#### Supplied material

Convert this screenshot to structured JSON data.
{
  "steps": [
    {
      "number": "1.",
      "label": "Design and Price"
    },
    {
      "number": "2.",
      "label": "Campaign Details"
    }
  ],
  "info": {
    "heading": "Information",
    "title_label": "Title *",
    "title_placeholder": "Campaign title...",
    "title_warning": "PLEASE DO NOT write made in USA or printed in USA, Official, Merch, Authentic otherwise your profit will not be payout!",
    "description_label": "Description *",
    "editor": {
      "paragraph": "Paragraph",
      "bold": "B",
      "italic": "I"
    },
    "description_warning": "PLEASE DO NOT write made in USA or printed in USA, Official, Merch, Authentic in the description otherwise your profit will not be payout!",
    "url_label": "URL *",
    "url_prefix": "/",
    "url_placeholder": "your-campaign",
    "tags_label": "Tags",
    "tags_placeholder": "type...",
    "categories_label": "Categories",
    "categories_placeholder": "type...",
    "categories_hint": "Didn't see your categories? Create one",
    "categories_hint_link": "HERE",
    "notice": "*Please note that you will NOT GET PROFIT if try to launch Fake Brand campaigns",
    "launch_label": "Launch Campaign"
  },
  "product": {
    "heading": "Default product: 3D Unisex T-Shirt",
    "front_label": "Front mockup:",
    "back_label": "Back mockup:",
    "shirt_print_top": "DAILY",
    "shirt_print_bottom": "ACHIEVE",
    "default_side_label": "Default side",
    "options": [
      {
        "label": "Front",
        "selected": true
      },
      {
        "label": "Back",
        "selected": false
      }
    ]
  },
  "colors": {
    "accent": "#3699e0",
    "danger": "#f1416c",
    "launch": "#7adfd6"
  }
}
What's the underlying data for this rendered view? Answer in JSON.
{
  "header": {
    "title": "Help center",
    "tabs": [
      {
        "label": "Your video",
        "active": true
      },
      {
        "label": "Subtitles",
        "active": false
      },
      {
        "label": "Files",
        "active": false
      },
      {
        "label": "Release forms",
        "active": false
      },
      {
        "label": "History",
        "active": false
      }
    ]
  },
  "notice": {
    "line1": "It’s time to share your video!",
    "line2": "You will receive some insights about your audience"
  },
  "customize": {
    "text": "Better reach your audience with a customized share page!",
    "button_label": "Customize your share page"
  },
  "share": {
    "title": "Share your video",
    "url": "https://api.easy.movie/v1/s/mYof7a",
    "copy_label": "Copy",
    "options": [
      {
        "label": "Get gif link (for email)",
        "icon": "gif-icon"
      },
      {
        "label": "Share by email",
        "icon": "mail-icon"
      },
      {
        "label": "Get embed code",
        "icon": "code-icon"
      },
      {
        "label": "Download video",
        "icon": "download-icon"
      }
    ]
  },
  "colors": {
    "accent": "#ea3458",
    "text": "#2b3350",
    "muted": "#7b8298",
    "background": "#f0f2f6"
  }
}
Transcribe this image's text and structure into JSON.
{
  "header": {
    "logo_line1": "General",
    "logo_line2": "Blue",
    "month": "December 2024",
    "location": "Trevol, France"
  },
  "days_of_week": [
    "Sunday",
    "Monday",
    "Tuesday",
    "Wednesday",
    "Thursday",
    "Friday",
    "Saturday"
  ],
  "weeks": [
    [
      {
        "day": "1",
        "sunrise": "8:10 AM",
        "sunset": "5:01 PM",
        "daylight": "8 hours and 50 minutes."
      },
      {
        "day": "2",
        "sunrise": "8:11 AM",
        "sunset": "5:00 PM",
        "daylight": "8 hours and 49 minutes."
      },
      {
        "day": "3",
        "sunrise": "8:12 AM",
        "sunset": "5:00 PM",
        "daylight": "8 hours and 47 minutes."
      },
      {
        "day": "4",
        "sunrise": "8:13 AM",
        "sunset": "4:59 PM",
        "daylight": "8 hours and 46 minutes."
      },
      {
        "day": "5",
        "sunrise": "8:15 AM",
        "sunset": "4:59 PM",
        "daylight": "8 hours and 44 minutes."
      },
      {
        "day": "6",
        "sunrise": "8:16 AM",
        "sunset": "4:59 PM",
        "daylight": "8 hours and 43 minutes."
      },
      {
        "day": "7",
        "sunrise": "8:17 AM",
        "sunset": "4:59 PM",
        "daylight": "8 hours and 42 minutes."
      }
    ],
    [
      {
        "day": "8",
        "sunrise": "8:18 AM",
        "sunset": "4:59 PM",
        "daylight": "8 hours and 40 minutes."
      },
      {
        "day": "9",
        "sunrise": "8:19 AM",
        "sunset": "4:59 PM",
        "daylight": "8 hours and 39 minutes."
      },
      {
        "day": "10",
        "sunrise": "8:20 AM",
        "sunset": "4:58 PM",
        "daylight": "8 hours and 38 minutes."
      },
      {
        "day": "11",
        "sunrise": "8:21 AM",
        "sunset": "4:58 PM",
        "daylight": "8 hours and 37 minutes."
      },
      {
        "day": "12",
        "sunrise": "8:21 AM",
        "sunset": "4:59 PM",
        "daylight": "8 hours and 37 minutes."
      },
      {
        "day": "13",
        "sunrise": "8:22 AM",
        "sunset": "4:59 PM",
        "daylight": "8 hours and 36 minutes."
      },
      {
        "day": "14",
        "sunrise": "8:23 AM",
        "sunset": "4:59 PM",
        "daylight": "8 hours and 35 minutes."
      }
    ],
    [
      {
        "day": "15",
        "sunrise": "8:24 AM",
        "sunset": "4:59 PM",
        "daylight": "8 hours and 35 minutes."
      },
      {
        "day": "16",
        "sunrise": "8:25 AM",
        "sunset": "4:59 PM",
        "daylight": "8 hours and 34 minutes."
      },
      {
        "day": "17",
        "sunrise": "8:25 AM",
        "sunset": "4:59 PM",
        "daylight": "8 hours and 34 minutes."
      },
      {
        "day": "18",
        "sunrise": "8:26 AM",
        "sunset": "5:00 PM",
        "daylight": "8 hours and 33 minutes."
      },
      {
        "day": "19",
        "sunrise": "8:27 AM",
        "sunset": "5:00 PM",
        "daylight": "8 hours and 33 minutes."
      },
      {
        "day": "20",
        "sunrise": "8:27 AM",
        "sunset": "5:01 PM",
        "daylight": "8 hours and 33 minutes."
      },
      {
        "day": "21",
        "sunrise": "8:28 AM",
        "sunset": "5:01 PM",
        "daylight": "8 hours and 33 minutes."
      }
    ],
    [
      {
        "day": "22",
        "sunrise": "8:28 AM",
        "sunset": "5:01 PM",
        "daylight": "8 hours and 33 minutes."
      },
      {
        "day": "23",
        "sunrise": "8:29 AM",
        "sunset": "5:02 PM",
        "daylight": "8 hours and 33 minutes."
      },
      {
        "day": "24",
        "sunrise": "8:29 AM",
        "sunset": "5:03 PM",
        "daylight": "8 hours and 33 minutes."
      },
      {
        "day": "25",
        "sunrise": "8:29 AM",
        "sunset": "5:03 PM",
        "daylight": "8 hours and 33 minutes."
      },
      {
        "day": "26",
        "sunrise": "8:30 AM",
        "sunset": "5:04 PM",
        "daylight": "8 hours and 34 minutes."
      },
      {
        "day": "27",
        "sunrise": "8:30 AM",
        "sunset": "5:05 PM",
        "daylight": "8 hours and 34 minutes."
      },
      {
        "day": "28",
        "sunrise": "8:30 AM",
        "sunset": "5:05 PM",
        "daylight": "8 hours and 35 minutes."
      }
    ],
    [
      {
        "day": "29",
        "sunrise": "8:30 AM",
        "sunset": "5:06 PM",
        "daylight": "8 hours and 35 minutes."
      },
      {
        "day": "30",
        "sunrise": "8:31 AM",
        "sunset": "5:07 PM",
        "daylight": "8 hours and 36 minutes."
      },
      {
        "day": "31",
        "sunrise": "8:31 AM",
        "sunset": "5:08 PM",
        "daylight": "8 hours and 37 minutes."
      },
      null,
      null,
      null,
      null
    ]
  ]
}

########

§ Exercise objective
Copy out the data shown above without altering anything.

§ Task answer
Convert this screenshot to structured JSON data.
{
  "steps": [
    {
      "number": "1.",
      "label": "Design and Price"
    },
    {
      "number": "2.",
      "label": "Campaign Details"
    }
  ],
  "info": {
    "heading": "Information",
    "title_label": "Title *",
    "title_placeholder": "Campaign title...",
    "title_warning": "PLEASE DO NOT write made in USA or printed in USA, Official, Merch, Authentic otherwise your profit will not be payout!",
    "description_label": "Description *",
    "editor": {
      "paragraph": "Paragraph",
      "bold": "B",
      "italic": "I"
    },
    "description_warning": "PLEASE DO NOT write made in USA or printed in USA, Official, Merch, Authentic in the description otherwise your profit will not be payout!",
    "url_label": "URL *",
    "url_prefix": "/",
    "url_placeholder": "your-campaign",
    "tags_label": "Tags",
    "tags_placeholder": "type...",
    "categories_label": "Categories",
    "categories_placeholder": "type...",
    "categories_hint": "Didn't see your categories? Create one",
    "categories_hint_link": "HERE",
    "notice": "*Please note that you will NOT GET PROFIT if try to launch Fake Brand campaigns",
    "launch_label": "Launch Campaign"
  },
  "product": {
    "heading": "Default product: 3D Unisex T-Shirt",
    "front_label": "Front mockup:",
    "back_label": "Back mockup:",
    "shirt_print_top": "DAILY",
    "shirt_print_bottom": "ACHIEVE",
    "default_side_label": "Default side",
    "options": [
      {
        "label": "Front",
        "selected": true
      },
      {
        "label": "Back",
        "selected": false
      }
    ]
  },
  "colors": {
    "accent": "#3699e0",
    "danger": "#f1416c",
    "launch": "#7adfd6"
  }
}
What's the underlying data for this rendered view? Answer in JSON.
{
  "header": {
    "title": "Help center",
    "tabs": [
      {
        "label": "Your video",
        "active": true
      },
      {
        "label": "Subtitles",
        "active": false
      },
      {
        "label": "Files",
        "active": false
      },
      {
        "label": "Release forms",
        "active": false
      },
      {
        "label": "History",
        "active": false
      }
    ]
  },
  "notice": {
    "line1": "It’s time to share your video!",
    "line2": "You will receive some insights about your audience"
  },
  "customize": {
    "text": "Better reach your audience with a customized share page!",
    "button_label": "Customize your share page"
  },
  "share": {
    "title": "Share your video",
    "url": "https://api.easy.movie/v1/s/mYof7a",
    "copy_label": "Copy",
    "options": [
      {
        "label": "Get gif link (for email)",
        "icon": "gif-icon"
      },
      {
        "label": "Share by email",
        "icon": "mail-icon"
      },
      {
        "label": "Get embed code",
        "icon": "code-icon"
      },
      {
        "label": "Download video",
        "icon": "download-icon"
      }
    ]
  },
  "colors": {
    "accent": "#ea3458",
    "text": "#2b3350",
    "muted": "#7b8298",
    "background": "#f0f2f6"
  }
}
Transcribe this image's text and structure into JSON.
{
  "header": {
    "logo_line1": "General",
    "logo_line2": "Blue",
    "month": "December 2024",
    "location": "Trevol, France"
  },
  "days_of_week": [
    "Sunday",
    "Monday",
    "Tuesday",
    "Wednesday",
    "Thursday",
    "Friday",
    "Saturday"
  ],
  "weeks": [
    [
      {
        "day": "1",
        "sunrise": "8:10 AM",
        "sunset": "5:01 PM",
        "daylight": "8 hours and 50 minutes."
      },
      {
        "day": "2",
        "sunrise": "8:11 AM",
        "sunset": "5:00 PM",
        "daylight": "8 hours and 49 minutes."
      },
      {
        "day": "3",
        "sunrise": "8:12 AM",
        "sunset": "5:00 PM",
        "daylight": "8 hours and 47 minutes."
      },
      {
        "day": "4",
        "sunrise": "8:13 AM",
        "sunset": "4:59 PM",
        "daylight": "8 hours and 46 minutes."
      },
      {
        "day": "5",
        "sunrise": "8:15 AM",
        "sunset": "4:59 PM",
        "daylight": "8 hours and 44 minutes."
      },
      {
        "day": "6",
        "sunrise": "8:16 AM",
        "sunset": "4:59 PM",
        "daylight": "8 hours and 43 minutes."
      },
      {
        "day": "7",
        "sunrise": "8:17 AM",
        "sunset": "4:59 PM",
        "daylight": "8 hours and 42 minutes."
      }
    ],
    [
      {
        "day": "8",
        "sunrise": "8:18 AM",
        "sunset": "4:59 PM",
        "daylight": "8 hours and 40 minutes."
      },
      {
        "day": "9",
        "sunrise": "8:19 AM",
        "sunset": "4:59 PM",
        "daylight": "8 hours and 39 minutes."
      },
      {
        "day": "10",
        "sunrise": "8:20 AM",
        "sunset": "4:58 PM",
        "daylight": "8 hours and 38 minutes."
      },
      {
        "day": "11",
        "sunrise": "8:21 AM",
        "sunset": "4:58 PM",
        "daylight": "8 hours and 37 minutes."
      },
      {
        "day": "12",
        "sunrise": "8:21 AM",
        "sunset": "4:59 PM",
        "daylight": "8 hours and 37 minutes."
      },
      {
        "day": "13",
        "sunrise": "8:22 AM",
        "sunset": "4:59 PM",
        "daylight": "8 hours and 36 minutes."
      },
      {
        "day": "14",
        "sunrise": "8:23 AM",
        "sunset": "4:59 PM",
        "daylight": "8 hours and 35 minutes."
      }
    ],
    [
      {
        "day": "15",
        "sunrise": "8:24 AM",
        "sunset": "4:59 PM",
        "daylight": "8 hours and 35 minutes."
      },
      {
        "day": "16",
        "sunrise": "8:25 AM",
        "sunset": "4:59 PM",
        "daylight": "8 hours and 34 minutes."
      },
      {
        "day": "17",
        "sunrise": "8:25 AM",
        "sunset": "4:59 PM",
        "daylight": "8 hours and 34 minutes."
      },
      {
        "day": "18",
        "sunrise": "8:26 AM",
        "sunset": "5:00 PM",
        "daylight": "8 hours and 33 minutes."
      },
      {
        "day": "19",
        "sunrise": "8:27 AM",
        "sunset": "5:00 PM",
        "daylight": "8 hours and 33 minutes."
      },
      {
        "day": "20",
        "sunrise": "8:27 AM",
        "sunset": "5:01 PM",
        "daylight": "8 hours and 33 minutes."
      },
      {
        "day": "21",
        "sunrise": "8:28 AM",
        "sunset": "5:01 PM",
        "daylight": "8 hours and 33 minutes."
      }
    ],
    [
      {
        "day": "22",
        "sunrise": "8:28 AM",
        "sunset": "5:01 PM",
        "daylight": "8 hours and 33 minutes."
      },
      {
        "day": "23",
        "sunrise": "8:29 AM",
        "sunset": "5:02 PM",
        "daylight": "8 hours and 33 minutes."
      },
      {
        "day": "24",
        "sunrise": "8:29 AM",
        "sunset": "5:03 PM",
        "daylight": "8 hours and 33 minutes."
      },
      {
        "day": "25",
        "sunrise": "8:29 AM",
        "sunset": "5:03 PM",
        "daylight": "8 hours and 33 minutes."
      },
      {
        "day": "26",
        "sunrise": "8:30 AM",
        "sunset": "5:04 PM",
        "daylight": "8 hours and 34 minutes."
      },
      {
        "day": "27",
        "sunrise": "8:30 AM",
        "sunset": "5:05 PM",
        "daylight": "8 hours and 34 minutes."
      },
      {
        "day": "28",
        "sunrise": "8:30 AM",
        "sunset": "5:05 PM",
        "daylight": "8 hours and 35 minutes."
      }
    ],
    [
      {
        "day": "29",
        "sunrise": "8:30 AM",
        "sunset": "5:06 PM",
        "daylight": "8 hours and 35 minutes."
      },
      {
        "day": "30",
        "sunrise": "8:31 AM",
        "sunset": "5:07 PM",
        "daylight": "8 hours and 36 minutes."
      },
      {
        "day": "31",
        "sunrise": "8:31 AM",
        "sunset": "5:08 PM",
        "daylight": "8 hours and 37 minutes."
      },
      null,
      null,
      null,
      null
    ]
  ]
}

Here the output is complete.